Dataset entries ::
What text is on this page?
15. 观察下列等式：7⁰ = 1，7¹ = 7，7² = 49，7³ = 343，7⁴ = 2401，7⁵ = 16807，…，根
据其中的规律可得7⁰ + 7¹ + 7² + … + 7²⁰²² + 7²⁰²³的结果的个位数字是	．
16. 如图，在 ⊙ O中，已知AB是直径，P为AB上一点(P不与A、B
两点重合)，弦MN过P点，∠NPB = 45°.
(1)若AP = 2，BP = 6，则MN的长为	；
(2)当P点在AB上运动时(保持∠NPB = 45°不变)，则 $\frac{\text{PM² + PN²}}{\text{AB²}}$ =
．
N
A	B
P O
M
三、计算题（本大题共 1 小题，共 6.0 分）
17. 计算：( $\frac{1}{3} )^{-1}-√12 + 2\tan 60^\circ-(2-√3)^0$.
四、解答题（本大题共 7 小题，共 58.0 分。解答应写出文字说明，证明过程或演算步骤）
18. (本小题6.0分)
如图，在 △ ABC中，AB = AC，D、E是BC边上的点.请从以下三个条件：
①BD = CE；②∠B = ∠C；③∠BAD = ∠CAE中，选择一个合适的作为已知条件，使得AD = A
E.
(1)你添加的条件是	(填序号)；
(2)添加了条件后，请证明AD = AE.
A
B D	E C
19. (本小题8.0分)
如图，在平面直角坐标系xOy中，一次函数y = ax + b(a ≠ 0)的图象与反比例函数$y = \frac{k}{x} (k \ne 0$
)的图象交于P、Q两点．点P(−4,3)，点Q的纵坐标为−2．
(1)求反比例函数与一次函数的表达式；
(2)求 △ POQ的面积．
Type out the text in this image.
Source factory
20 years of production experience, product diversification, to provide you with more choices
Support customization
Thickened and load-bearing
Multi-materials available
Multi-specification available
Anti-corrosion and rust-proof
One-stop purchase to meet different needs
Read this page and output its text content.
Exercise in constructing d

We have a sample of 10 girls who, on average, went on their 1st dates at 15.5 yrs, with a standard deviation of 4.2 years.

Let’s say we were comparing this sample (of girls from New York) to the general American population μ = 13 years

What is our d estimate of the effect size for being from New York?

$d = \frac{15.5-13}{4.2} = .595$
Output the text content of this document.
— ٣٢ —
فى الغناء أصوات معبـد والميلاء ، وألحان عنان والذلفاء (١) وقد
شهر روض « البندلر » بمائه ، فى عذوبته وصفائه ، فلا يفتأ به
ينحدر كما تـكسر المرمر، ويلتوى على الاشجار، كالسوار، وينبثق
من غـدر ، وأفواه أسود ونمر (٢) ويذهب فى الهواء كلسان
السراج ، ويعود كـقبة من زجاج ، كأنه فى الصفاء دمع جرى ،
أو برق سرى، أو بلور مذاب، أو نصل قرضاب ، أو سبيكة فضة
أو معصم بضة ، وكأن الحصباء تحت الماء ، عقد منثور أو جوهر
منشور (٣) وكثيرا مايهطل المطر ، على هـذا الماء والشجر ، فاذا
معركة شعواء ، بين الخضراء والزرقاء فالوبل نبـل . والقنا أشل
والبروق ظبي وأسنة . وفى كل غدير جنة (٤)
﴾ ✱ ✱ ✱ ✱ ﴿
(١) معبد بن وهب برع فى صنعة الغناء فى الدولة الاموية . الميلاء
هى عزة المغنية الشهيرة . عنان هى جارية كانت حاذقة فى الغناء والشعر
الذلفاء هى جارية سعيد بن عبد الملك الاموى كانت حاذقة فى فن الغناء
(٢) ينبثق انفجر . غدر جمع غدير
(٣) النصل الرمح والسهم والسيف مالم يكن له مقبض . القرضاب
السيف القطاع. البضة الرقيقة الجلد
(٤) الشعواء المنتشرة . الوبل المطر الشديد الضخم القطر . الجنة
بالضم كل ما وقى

Problem requirements ::
Exactly as written, give again every line from the one containing "Output the text content of this document." through the last line of the material above, and no other lines.

In response ::
Output the text content of this document.
— ٣٢ —
فى الغناء أصوات معبـد والميلاء ، وألحان عنان والذلفاء (١) وقد
شهر روض « البندلر » بمائه ، فى عذوبته وصفائه ، فلا يفتأ به
ينحدر كما تـكسر المرمر، ويلتوى على الاشجار، كالسوار، وينبثق
من غـدر ، وأفواه أسود ونمر (٢) ويذهب فى الهواء كلسان
السراج ، ويعود كـقبة من زجاج ، كأنه فى الصفاء دمع جرى ،
أو برق سرى، أو بلور مذاب، أو نصل قرضاب ، أو سبيكة فضة
أو معصم بضة ، وكأن الحصباء تحت الماء ، عقد منثور أو جوهر
منشور (٣) وكثيرا مايهطل المطر ، على هـذا الماء والشجر ، فاذا
معركة شعواء ، بين الخضراء والزرقاء فالوبل نبـل . والقنا أشل
والبروق ظبي وأسنة . وفى كل غدير جنة (٤)
﴾ ✱ ✱ ✱ ✱ ﴿
(١) معبد بن وهب برع فى صنعة الغناء فى الدولة الاموية . الميلاء
هى عزة المغنية الشهيرة . عنان هى جارية كانت حاذقة فى الغناء والشعر
الذلفاء هى جارية سعيد بن عبد الملك الاموى كانت حاذقة فى فن الغناء
(٢) ينبثق انفجر . غدر جمع غدير
(٣) النصل الرمح والسهم والسيف مالم يكن له مقبض . القرضاب
السيف القطاع. البضة الرقيقة الجلد
(٤) الشعواء المنتشرة . الوبل المطر الشديد الضخم القطر . الجنة
بالضم كل ما وقى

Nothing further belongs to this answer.